→ **Task prompt**
Lines that contain the string "this" are to be copied; leave out all others.

--- --- ---

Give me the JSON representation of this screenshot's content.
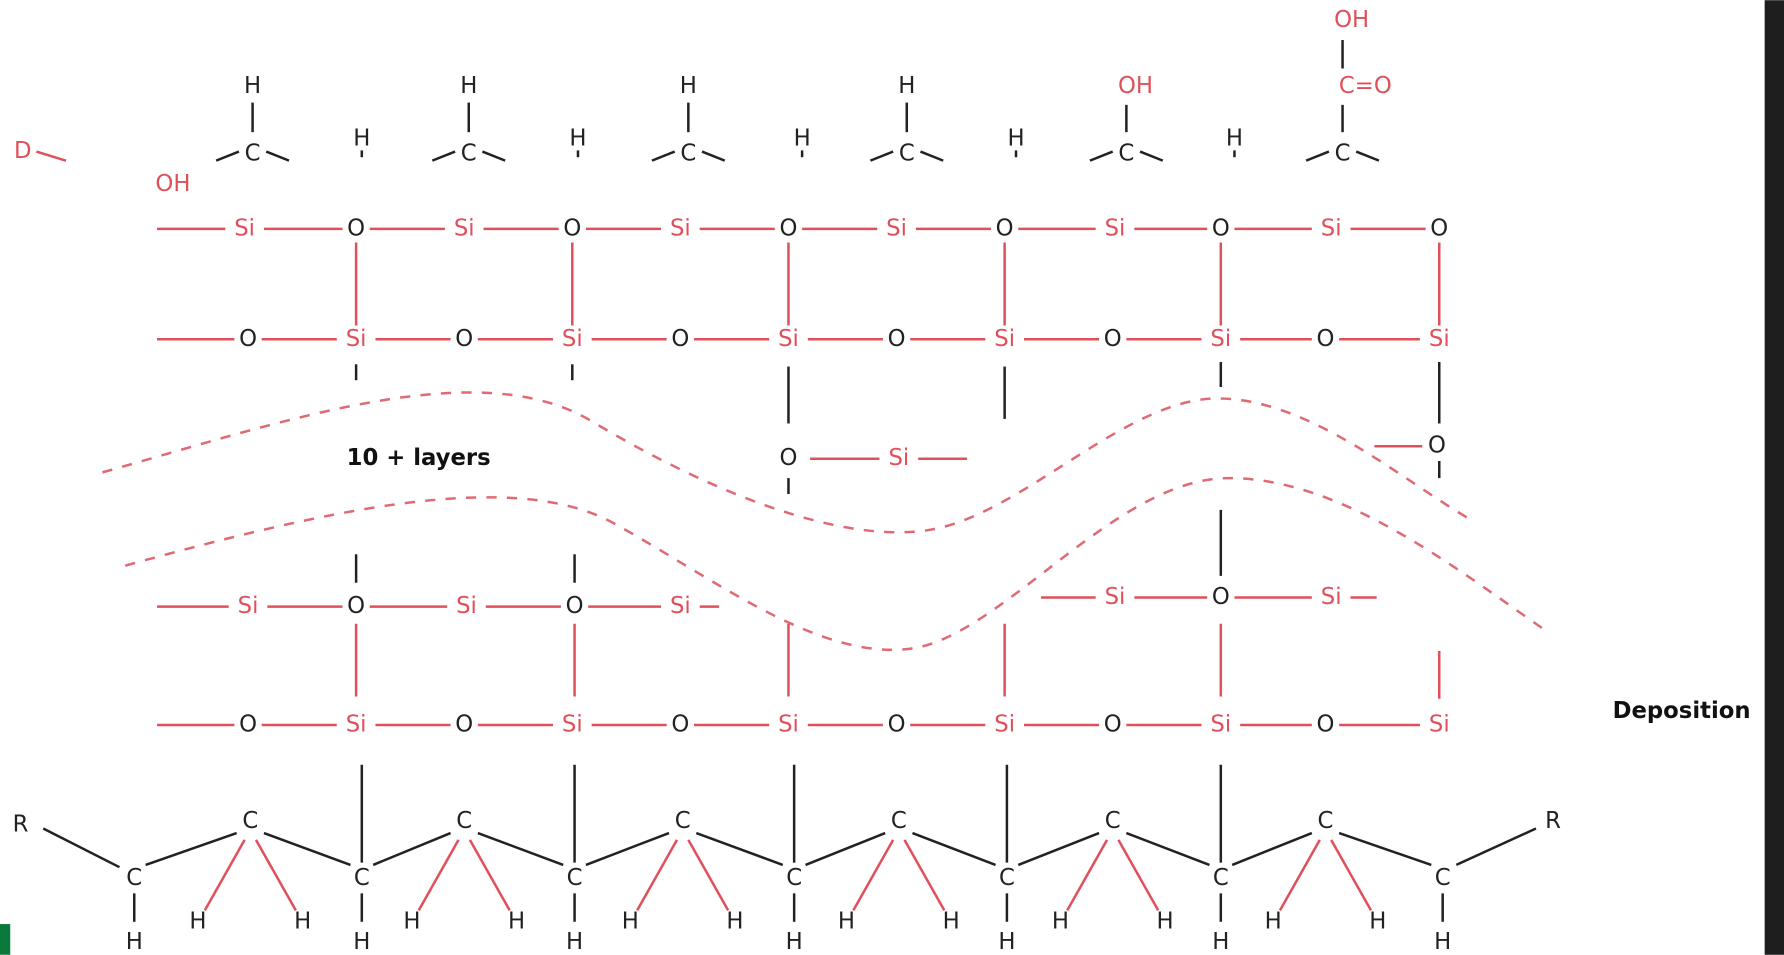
{
  "atoms": {
    "silicon": "Si",
    "oxygen": "O",
    "hydrogen": "H",
    "carbon": "C",
    "hydroxyl": "OH",
    "radical": "R",
    "carbonyl": "C=O",
    "fragment": "D"
  },
  "labels": {
    "layers": "10 + layers",
    "process": "Deposition"
  }
}
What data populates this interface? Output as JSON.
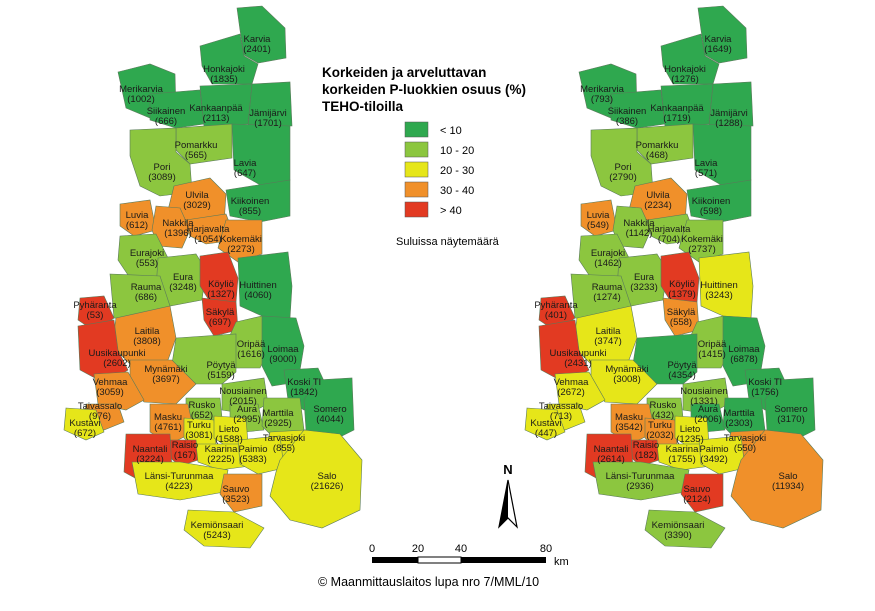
{
  "title": [
    "Korkeiden ja arveluttavan",
    "korkeiden P-luokkien osuus (%)",
    "TEHO-tiloilla"
  ],
  "legend": [
    {
      "label": "< 10",
      "color": "#2fa84f"
    },
    {
      "label": "10 - 20",
      "color": "#8cc63f"
    },
    {
      "label": "20 - 30",
      "color": "#e6e619"
    },
    {
      "label": "30 - 40",
      "color": "#f0902a"
    },
    {
      "label": "> 40",
      "color": "#e23a22"
    }
  ],
  "note": "Suluissa näytemäärä",
  "north_label": "N",
  "scale": {
    "ticks": [
      "0",
      "20",
      "40",
      "80"
    ],
    "unit": "km"
  },
  "copyright": "© Maanmittauslaitos lupa nro 7/MML/10",
  "maps": [
    {
      "municipalities": [
        {
          "name": "Karvia",
          "count": "(2401)",
          "class": 0
        },
        {
          "name": "Honkajoki",
          "count": "(1835)",
          "class": 0
        },
        {
          "name": "Merikarvia",
          "count": "(1002)",
          "class": 0
        },
        {
          "name": "Siikainen",
          "count": "(666)",
          "class": 0
        },
        {
          "name": "Kankaanpää",
          "count": "(2113)",
          "class": 0
        },
        {
          "name": "Jämijärvi",
          "count": "(1701)",
          "class": 0
        },
        {
          "name": "Pomarkku",
          "count": "(565)",
          "class": 1
        },
        {
          "name": "Pori",
          "count": "(3089)",
          "class": 1
        },
        {
          "name": "Lavia",
          "count": "(647)",
          "class": 0
        },
        {
          "name": "Ulvila",
          "count": "(3029)",
          "class": 3
        },
        {
          "name": "Kiikoinen",
          "count": "(855)",
          "class": 0
        },
        {
          "name": "Luvia",
          "count": "(612)",
          "class": 3
        },
        {
          "name": "Nakkila",
          "count": "(1396)",
          "class": 3
        },
        {
          "name": "Harjavalta",
          "count": "(1054)",
          "class": 3
        },
        {
          "name": "Kokemäki",
          "count": "(2273)",
          "class": 3
        },
        {
          "name": "Eurajoki",
          "count": "(553)",
          "class": 1
        },
        {
          "name": "Eura",
          "count": "(3248)",
          "class": 1
        },
        {
          "name": "Köyliö",
          "count": "(1327)",
          "class": 4
        },
        {
          "name": "Huittinen",
          "count": "(4060)",
          "class": 0
        },
        {
          "name": "Rauma",
          "count": "(686)",
          "class": 1
        },
        {
          "name": "Säkylä",
          "count": "(697)",
          "class": 4
        },
        {
          "name": "Pyhäranta",
          "count": "(53)",
          "class": 4
        },
        {
          "name": "Laitila",
          "count": "(3808)",
          "class": 3
        },
        {
          "name": "Oripää",
          "count": "(1616)",
          "class": 1
        },
        {
          "name": "Loimaa",
          "count": "(9000)",
          "class": 0
        },
        {
          "name": "Uusikaupunki",
          "count": "(2602)",
          "class": 4
        },
        {
          "name": "Pöytyä",
          "count": "(5159)",
          "class": 1
        },
        {
          "name": "Mynämäki",
          "count": "(3697)",
          "class": 3
        },
        {
          "name": "Vehmaa",
          "count": "(3059)",
          "class": 3
        },
        {
          "name": "Nousiainen",
          "count": "(2015)",
          "class": 1
        },
        {
          "name": "Koski Tl",
          "count": "(1842)",
          "class": 0
        },
        {
          "name": "Taivassalo",
          "count": "(976)",
          "class": 3
        },
        {
          "name": "Rusko",
          "count": "(652)",
          "class": 1
        },
        {
          "name": "Aura",
          "count": "(2995)",
          "class": 1
        },
        {
          "name": "Marttila",
          "count": "(2925)",
          "class": 1
        },
        {
          "name": "Somero",
          "count": "(4044)",
          "class": 0
        },
        {
          "name": "Kustavi",
          "count": "(672)",
          "class": 2
        },
        {
          "name": "Masku",
          "count": "(4761)",
          "class": 3
        },
        {
          "name": "Turku",
          "count": "(3081)",
          "class": 2
        },
        {
          "name": "Tarvasjoki",
          "count": "(855)",
          "class": 2
        },
        {
          "name": "Lieto",
          "count": "(1588)",
          "class": 2
        },
        {
          "name": "Raisio",
          "count": "(167)",
          "class": 4
        },
        {
          "name": "Naantali",
          "count": "(3224)",
          "class": 4
        },
        {
          "name": "Kaarina",
          "count": "(2225)",
          "class": 2
        },
        {
          "name": "Paimio",
          "count": "(5383)",
          "class": 2
        },
        {
          "name": "Salo",
          "count": "(21626)",
          "class": 2
        },
        {
          "name": "Länsi-Turunmaa",
          "count": "(4223)",
          "class": 2
        },
        {
          "name": "Sauvo",
          "count": "(3523)",
          "class": 3
        },
        {
          "name": "Kemiönsaari",
          "count": "(5243)",
          "class": 2
        }
      ]
    },
    {
      "municipalities": [
        {
          "name": "Karvia",
          "count": "(1649)",
          "class": 0
        },
        {
          "name": "Honkajoki",
          "count": "(1276)",
          "class": 0
        },
        {
          "name": "Merikarvia",
          "count": "(793)",
          "class": 0
        },
        {
          "name": "Siikainen",
          "count": "(386)",
          "class": 0
        },
        {
          "name": "Kankaanpää",
          "count": "(1719)",
          "class": 0
        },
        {
          "name": "Jämijärvi",
          "count": "(1288)",
          "class": 0
        },
        {
          "name": "Pomarkku",
          "count": "(468)",
          "class": 1
        },
        {
          "name": "Pori",
          "count": "(2790)",
          "class": 1
        },
        {
          "name": "Lavia",
          "count": "(571)",
          "class": 0
        },
        {
          "name": "Ulvila",
          "count": "(2234)",
          "class": 3
        },
        {
          "name": "Kiikoinen",
          "count": "(598)",
          "class": 0
        },
        {
          "name": "Luvia",
          "count": "(549)",
          "class": 3
        },
        {
          "name": "Nakkila",
          "count": "(1142)",
          "class": 1
        },
        {
          "name": "Harjavalta",
          "count": "(704)",
          "class": 1
        },
        {
          "name": "Kokemäki",
          "count": "(2737)",
          "class": 1
        },
        {
          "name": "Eurajoki",
          "count": "(1462)",
          "class": 1
        },
        {
          "name": "Eura",
          "count": "(3233)",
          "class": 1
        },
        {
          "name": "Köyliö",
          "count": "(1379)",
          "class": 4
        },
        {
          "name": "Huittinen",
          "count": "(3243)",
          "class": 2
        },
        {
          "name": "Rauma",
          "count": "(1274)",
          "class": 1
        },
        {
          "name": "Säkylä",
          "count": "(558)",
          "class": 3
        },
        {
          "name": "Pyhäranta",
          "count": "(401)",
          "class": 4
        },
        {
          "name": "Laitila",
          "count": "(3747)",
          "class": 2
        },
        {
          "name": "Oripää",
          "count": "(1415)",
          "class": 1
        },
        {
          "name": "Loimaa",
          "count": "(6878)",
          "class": 0
        },
        {
          "name": "Uusikaupunki",
          "count": "(2431)",
          "class": 4
        },
        {
          "name": "Pöytyä",
          "count": "(4354)",
          "class": 0
        },
        {
          "name": "Mynämäki",
          "count": "(3008)",
          "class": 2
        },
        {
          "name": "Vehmaa",
          "count": "(2672)",
          "class": 2
        },
        {
          "name": "Nousiainen",
          "count": "(1331)",
          "class": 1
        },
        {
          "name": "Koski Tl",
          "count": "(1756)",
          "class": 0
        },
        {
          "name": "Taivassalo",
          "count": "(713)",
          "class": 2
        },
        {
          "name": "Rusko",
          "count": "(432)",
          "class": 1
        },
        {
          "name": "Aura",
          "count": "(2006)",
          "class": 0
        },
        {
          "name": "Marttila",
          "count": "(2303)",
          "class": 0
        },
        {
          "name": "Somero",
          "count": "(3170)",
          "class": 0
        },
        {
          "name": "Kustavi",
          "count": "(447)",
          "class": 2
        },
        {
          "name": "Masku",
          "count": "(3542)",
          "class": 3
        },
        {
          "name": "Turku",
          "count": "(2032)",
          "class": 3
        },
        {
          "name": "Tarvasjoki",
          "count": "(550)",
          "class": 3
        },
        {
          "name": "Lieto",
          "count": "(1235)",
          "class": 2
        },
        {
          "name": "Raisio",
          "count": "(182)",
          "class": 4
        },
        {
          "name": "Naantali",
          "count": "(2614)",
          "class": 4
        },
        {
          "name": "Kaarina",
          "count": "(1755)",
          "class": 2
        },
        {
          "name": "Paimio",
          "count": "(3492)",
          "class": 2
        },
        {
          "name": "Salo",
          "count": "(11934)",
          "class": 3
        },
        {
          "name": "Länsi-Turunmaa",
          "count": "(2936)",
          "class": 1
        },
        {
          "name": "Sauvo",
          "count": "(2124)",
          "class": 4
        },
        {
          "name": "Kemiönsaari",
          "count": "(3390)",
          "class": 1
        }
      ]
    }
  ]
}
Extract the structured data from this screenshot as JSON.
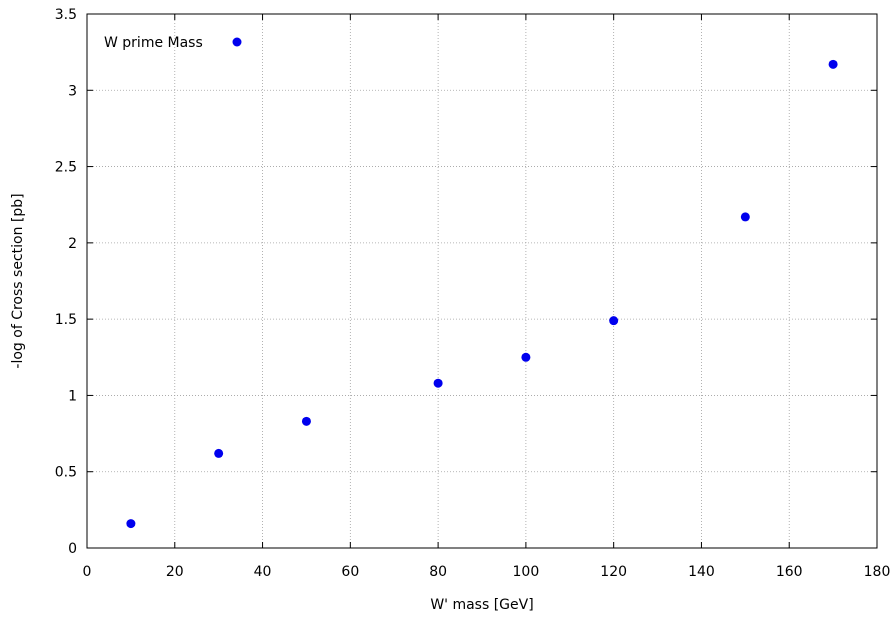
{
  "chart_data": {
    "type": "scatter",
    "xlabel": "W' mass [GeV]",
    "ylabel": "-log of Cross section [pb]",
    "xlim": [
      0,
      180
    ],
    "ylim": [
      0,
      3.5
    ],
    "xticks": [
      0,
      20,
      40,
      60,
      80,
      100,
      120,
      140,
      160,
      180
    ],
    "yticks": [
      0,
      0.5,
      1,
      1.5,
      2,
      2.5,
      3,
      3.5
    ],
    "xtick_labels": [
      "0",
      "20",
      "40",
      "60",
      "80",
      "100",
      "120",
      "140",
      "160",
      "180"
    ],
    "ytick_labels": [
      "0",
      "0.5",
      "1",
      "1.5",
      "2",
      "2.5",
      "3",
      "3.5"
    ],
    "grid": true,
    "legend": {
      "placement": "top-left"
    },
    "series": [
      {
        "name": "W prime Mass",
        "color": "#0000ee",
        "x": [
          10,
          30,
          50,
          80,
          100,
          120,
          150,
          170
        ],
        "y": [
          0.16,
          0.62,
          0.83,
          1.08,
          1.25,
          1.49,
          2.17,
          3.17
        ]
      }
    ]
  }
}
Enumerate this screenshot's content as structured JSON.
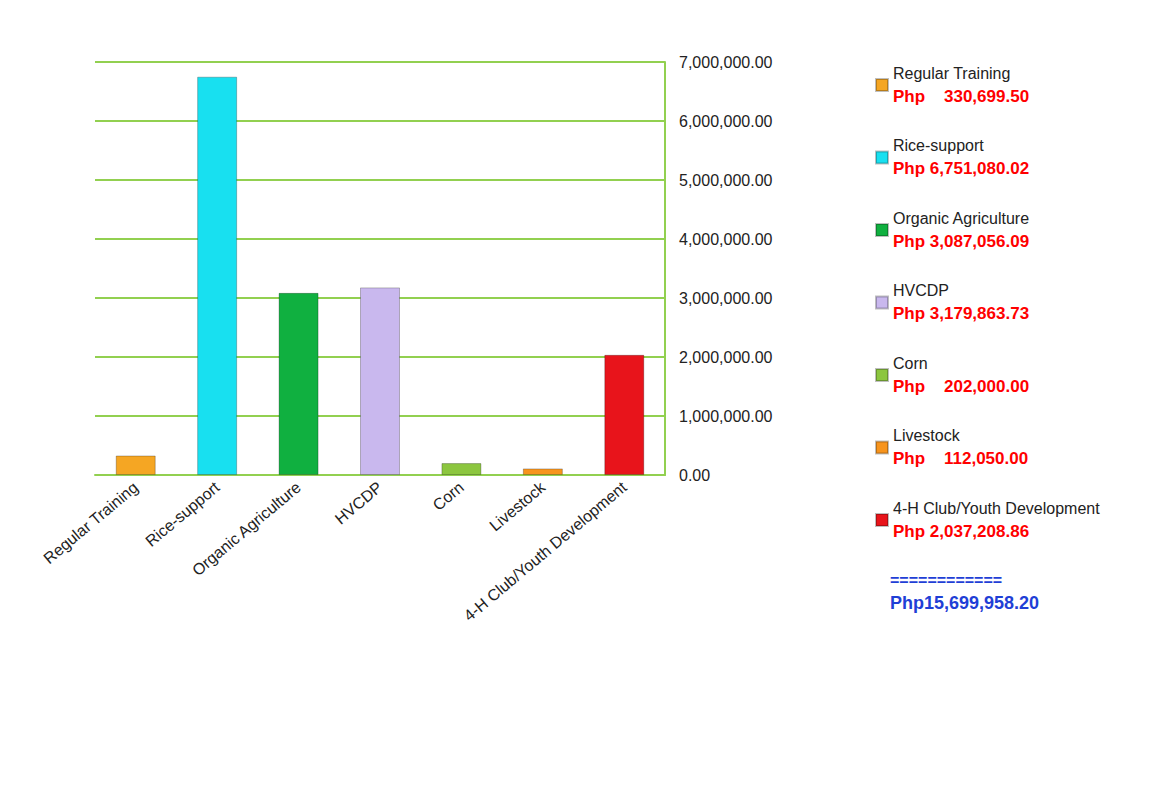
{
  "chart_data": {
    "type": "bar",
    "categories": [
      "Regular Training",
      "Rice-support",
      "Organic Agriculture",
      "HVCDP",
      "Corn",
      "Livestock",
      "4-H Club/Youth Development"
    ],
    "values": [
      330699.5,
      6751080.02,
      3087056.09,
      3179863.73,
      202000.0,
      112050.0,
      2037208.86
    ],
    "value_labels": [
      "Php    330,699.50",
      "Php 6,751,080.02",
      "Php 3,087,056.09",
      "Php 3,179,863.73",
      "Php    202,000.00",
      "Php    112,050.00",
      "Php 2,037,208.86"
    ],
    "colors": [
      "#f5a623",
      "#18e0f0",
      "#10b040",
      "#c9b8ee",
      "#8cc63f",
      "#f7941d",
      "#e8141b"
    ],
    "ylim": [
      0,
      7000000
    ],
    "yticks": [
      {
        "value": 0,
        "label": "0.00"
      },
      {
        "value": 1000000,
        "label": "1,000,000.00"
      },
      {
        "value": 2000000,
        "label": "2,000,000.00"
      },
      {
        "value": 3000000,
        "label": "3,000,000.00"
      },
      {
        "value": 4000000,
        "label": "4,000,000.00"
      },
      {
        "value": 5000000,
        "label": "5,000,000.00"
      },
      {
        "value": 6000000,
        "label": "6,000,000.00"
      },
      {
        "value": 7000000,
        "label": "7,000,000.00"
      }
    ],
    "grid": true,
    "legend": "right",
    "separator": "============",
    "total_label": "Php15,699,958.20"
  }
}
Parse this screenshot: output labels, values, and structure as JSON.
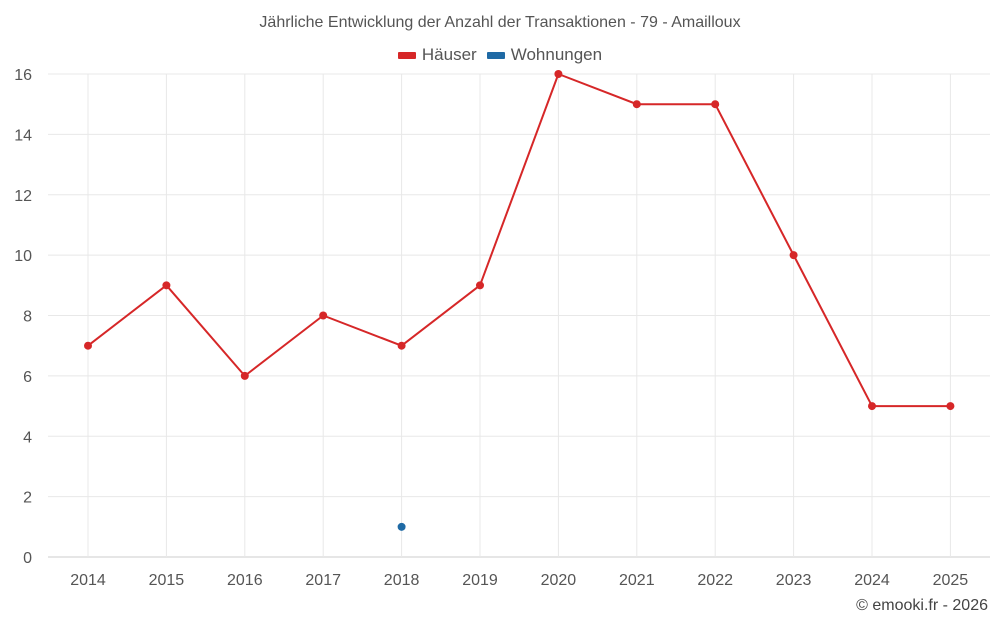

--- --- ---

→ **Exercise response**
Give me the JSON representation of this screenshot's content.
What data populates this interface? Output as JSON.
Extract the structured data from this screenshot as JSON.
Enumerate this screenshot's content as structured JSON.
Parse this screenshot: output labels, values, and structure as JSON.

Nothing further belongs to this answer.